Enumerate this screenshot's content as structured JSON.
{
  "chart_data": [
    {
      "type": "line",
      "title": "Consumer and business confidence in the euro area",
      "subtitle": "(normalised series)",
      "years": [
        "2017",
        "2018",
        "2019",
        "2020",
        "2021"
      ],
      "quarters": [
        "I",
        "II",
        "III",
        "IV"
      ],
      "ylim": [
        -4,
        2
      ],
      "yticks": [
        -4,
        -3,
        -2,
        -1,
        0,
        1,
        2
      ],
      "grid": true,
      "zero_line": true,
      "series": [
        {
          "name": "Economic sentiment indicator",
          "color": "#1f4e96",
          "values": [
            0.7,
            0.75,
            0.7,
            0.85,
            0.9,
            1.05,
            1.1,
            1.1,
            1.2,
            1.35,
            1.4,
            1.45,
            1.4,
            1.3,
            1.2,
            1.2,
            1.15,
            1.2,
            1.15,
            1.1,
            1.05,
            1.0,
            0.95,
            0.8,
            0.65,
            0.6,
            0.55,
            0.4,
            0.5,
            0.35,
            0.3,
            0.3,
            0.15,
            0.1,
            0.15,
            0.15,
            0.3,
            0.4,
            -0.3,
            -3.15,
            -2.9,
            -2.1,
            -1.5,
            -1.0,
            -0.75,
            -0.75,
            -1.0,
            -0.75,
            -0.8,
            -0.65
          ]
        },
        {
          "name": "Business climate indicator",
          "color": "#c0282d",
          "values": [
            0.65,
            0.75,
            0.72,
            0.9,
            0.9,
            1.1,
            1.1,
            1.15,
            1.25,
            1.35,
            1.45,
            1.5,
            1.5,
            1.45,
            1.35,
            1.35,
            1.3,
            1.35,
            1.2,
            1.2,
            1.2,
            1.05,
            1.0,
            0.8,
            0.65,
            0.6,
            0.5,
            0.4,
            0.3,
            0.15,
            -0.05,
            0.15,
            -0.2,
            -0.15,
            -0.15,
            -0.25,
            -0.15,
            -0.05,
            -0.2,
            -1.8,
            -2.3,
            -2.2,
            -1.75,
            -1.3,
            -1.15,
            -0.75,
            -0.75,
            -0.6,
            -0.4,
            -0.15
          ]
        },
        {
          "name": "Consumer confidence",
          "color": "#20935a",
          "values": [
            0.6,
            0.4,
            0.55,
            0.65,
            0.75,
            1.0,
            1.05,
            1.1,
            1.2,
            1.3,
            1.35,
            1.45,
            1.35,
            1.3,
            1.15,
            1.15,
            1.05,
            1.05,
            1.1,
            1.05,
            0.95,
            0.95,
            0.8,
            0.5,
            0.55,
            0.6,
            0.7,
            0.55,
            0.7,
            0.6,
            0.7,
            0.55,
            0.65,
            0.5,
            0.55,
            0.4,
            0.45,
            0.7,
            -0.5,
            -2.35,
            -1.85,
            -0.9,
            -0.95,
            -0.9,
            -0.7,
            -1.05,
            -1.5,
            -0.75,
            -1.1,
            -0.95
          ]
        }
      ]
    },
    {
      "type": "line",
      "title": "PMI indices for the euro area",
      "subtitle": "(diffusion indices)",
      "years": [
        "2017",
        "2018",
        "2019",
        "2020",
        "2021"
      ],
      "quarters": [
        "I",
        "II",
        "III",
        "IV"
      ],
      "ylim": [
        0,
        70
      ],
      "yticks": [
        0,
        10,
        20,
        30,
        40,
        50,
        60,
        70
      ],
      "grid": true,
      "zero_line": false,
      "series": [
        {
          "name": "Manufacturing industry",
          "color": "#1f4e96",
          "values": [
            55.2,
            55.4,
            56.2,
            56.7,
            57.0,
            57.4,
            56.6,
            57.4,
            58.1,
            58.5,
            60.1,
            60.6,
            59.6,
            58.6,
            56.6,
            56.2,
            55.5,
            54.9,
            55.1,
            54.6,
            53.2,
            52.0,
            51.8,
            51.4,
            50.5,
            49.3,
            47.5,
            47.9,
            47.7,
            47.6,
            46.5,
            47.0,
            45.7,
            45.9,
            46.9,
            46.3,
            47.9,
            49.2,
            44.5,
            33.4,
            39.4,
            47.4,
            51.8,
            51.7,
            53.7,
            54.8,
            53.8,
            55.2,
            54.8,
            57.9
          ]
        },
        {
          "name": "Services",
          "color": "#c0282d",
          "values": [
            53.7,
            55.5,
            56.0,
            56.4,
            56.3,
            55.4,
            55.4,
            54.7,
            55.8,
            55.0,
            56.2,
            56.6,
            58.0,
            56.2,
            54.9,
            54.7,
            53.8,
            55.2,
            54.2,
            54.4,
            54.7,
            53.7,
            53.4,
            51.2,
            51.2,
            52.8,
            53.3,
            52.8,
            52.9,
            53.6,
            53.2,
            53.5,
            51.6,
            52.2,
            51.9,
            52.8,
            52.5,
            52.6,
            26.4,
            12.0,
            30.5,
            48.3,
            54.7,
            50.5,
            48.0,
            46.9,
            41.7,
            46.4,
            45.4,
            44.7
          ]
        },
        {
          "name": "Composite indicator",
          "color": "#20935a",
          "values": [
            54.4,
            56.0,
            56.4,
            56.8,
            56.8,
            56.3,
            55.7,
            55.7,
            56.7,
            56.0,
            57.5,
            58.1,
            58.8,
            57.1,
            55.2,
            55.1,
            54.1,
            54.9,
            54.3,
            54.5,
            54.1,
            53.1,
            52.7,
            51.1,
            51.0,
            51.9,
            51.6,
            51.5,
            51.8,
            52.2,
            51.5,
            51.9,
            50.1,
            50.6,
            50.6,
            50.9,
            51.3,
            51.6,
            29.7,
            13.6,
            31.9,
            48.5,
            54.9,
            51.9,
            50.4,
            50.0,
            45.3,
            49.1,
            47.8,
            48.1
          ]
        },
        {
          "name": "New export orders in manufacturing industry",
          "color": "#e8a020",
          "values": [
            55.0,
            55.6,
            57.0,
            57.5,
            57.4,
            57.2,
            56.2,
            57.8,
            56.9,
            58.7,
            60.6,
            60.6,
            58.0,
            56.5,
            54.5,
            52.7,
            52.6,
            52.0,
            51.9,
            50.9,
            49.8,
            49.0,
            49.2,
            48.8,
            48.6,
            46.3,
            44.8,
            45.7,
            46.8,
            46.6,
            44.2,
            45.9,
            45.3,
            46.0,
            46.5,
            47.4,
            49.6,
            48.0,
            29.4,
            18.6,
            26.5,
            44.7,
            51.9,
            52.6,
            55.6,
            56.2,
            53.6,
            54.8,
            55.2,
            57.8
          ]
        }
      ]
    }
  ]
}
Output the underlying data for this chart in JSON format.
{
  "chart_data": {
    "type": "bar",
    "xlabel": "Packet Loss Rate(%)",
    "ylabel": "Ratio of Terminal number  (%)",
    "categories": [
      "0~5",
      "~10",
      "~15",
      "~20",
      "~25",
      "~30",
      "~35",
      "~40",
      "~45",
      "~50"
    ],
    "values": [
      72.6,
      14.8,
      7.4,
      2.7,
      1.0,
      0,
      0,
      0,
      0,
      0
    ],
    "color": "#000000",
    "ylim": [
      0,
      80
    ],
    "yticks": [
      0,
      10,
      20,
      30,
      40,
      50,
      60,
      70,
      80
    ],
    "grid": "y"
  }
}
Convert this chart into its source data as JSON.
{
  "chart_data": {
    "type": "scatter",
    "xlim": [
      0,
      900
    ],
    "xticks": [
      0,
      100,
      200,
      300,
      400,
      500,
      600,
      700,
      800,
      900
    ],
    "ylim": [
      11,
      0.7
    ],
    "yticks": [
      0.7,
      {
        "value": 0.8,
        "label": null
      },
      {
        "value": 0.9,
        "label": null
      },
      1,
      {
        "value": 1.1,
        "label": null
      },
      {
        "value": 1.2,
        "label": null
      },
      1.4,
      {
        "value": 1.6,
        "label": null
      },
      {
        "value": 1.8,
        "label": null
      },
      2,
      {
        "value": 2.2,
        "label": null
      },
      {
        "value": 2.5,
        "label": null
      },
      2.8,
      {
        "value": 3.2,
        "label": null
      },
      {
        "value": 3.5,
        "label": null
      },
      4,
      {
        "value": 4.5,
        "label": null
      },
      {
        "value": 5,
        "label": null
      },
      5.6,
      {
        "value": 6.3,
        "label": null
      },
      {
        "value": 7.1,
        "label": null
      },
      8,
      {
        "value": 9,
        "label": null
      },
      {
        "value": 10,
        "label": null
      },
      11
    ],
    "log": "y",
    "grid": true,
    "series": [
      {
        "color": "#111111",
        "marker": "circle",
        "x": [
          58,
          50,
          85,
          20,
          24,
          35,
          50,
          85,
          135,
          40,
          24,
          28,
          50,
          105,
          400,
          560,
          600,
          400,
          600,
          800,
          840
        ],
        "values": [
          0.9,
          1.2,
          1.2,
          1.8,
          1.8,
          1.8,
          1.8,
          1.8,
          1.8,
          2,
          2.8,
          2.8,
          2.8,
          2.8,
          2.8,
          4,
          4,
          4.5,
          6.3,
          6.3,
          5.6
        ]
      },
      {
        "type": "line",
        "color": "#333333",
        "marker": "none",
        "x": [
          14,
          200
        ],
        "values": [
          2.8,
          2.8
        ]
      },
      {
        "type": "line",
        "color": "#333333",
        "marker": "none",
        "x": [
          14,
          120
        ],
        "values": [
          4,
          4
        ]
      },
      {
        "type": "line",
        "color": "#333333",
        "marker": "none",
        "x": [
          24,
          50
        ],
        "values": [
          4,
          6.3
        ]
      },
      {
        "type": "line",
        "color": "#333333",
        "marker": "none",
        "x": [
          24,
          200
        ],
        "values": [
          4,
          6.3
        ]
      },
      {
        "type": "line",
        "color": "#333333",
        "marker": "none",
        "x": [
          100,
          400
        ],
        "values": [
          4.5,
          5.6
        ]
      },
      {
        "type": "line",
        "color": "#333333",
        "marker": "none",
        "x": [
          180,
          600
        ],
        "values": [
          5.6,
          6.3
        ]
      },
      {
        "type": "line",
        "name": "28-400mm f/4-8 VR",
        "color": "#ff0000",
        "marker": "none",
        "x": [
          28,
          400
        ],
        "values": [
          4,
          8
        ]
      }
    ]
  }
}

▶ [Request]:
Where a line above includes "indicator", copy that line.

▶ [Written answer]:
          "name": "Economic sentiment indicator",
          "name": "Business climate indicator",
          "name": "Composite indicator",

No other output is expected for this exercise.